[What to work on] Collect all the lines that mention the word "selected".

(Recorded data)
━━━━━━━━━━━━━━━━━━━━━━━━━━━━━━

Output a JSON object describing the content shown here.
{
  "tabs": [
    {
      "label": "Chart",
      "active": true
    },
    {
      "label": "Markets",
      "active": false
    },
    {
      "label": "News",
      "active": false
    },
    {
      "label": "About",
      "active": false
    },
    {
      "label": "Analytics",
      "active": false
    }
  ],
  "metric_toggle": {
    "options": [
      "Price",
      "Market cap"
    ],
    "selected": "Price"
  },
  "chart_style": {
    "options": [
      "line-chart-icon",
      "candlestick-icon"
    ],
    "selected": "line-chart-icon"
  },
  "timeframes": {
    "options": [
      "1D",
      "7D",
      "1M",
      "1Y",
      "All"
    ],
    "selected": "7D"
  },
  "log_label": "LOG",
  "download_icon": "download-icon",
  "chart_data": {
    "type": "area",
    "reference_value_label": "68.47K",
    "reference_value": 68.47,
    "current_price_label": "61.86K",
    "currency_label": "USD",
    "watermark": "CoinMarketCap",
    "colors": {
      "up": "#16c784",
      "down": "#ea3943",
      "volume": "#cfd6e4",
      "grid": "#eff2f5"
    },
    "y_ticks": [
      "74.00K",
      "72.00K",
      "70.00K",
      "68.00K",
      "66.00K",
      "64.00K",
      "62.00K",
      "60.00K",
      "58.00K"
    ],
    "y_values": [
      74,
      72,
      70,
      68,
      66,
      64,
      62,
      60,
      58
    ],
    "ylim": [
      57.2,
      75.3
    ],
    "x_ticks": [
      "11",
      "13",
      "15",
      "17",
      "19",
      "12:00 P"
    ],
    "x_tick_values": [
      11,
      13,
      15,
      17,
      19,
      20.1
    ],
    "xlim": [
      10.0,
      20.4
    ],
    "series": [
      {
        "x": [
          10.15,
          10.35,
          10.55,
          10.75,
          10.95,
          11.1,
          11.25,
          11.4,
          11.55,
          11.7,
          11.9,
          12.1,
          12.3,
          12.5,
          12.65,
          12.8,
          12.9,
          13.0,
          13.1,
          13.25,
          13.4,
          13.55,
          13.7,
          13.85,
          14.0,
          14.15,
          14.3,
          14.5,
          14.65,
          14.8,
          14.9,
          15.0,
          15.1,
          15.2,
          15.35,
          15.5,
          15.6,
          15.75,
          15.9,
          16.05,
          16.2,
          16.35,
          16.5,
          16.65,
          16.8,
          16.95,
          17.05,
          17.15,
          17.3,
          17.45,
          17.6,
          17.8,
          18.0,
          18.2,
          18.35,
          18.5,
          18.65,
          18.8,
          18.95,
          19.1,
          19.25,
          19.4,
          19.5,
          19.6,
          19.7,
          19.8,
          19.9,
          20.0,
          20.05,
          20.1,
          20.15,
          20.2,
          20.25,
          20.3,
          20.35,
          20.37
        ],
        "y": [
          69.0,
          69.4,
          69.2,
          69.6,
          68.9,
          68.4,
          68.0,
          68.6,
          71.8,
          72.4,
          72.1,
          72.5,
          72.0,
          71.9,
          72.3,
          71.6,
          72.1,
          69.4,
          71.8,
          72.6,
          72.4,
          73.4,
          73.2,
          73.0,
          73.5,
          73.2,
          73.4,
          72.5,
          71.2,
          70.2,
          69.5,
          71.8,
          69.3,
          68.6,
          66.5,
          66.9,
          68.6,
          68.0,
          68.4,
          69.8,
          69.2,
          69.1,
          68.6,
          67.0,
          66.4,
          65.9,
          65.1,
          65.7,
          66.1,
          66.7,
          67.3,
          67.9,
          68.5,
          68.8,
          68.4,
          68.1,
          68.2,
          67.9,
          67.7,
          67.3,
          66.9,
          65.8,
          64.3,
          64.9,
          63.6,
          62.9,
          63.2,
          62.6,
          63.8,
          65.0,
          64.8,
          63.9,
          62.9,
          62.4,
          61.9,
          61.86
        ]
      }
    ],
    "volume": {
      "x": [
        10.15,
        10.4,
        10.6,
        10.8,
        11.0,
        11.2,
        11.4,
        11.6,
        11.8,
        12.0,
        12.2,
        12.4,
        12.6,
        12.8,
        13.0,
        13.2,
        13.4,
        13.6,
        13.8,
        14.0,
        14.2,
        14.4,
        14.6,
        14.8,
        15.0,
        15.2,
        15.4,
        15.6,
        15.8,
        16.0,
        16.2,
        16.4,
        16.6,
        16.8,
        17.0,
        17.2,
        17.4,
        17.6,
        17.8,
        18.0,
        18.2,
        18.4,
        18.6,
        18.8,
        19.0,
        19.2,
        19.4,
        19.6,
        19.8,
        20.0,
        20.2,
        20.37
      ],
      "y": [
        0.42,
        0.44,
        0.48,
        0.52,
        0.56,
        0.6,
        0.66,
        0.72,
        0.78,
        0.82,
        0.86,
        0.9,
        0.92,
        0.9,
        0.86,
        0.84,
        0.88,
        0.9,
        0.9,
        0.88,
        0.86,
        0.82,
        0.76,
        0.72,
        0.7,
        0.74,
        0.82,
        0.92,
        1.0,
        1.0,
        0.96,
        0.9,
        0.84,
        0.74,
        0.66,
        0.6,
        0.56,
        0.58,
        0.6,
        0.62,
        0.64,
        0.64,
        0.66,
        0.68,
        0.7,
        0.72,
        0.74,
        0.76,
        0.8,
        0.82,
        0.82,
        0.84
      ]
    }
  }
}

━━━━━━━━━━━━━━━━━━━━━━━━━━━━━━

[Answer]
    "selected": "Price"
    "selected": "line-chart-icon"
    "selected": "7D"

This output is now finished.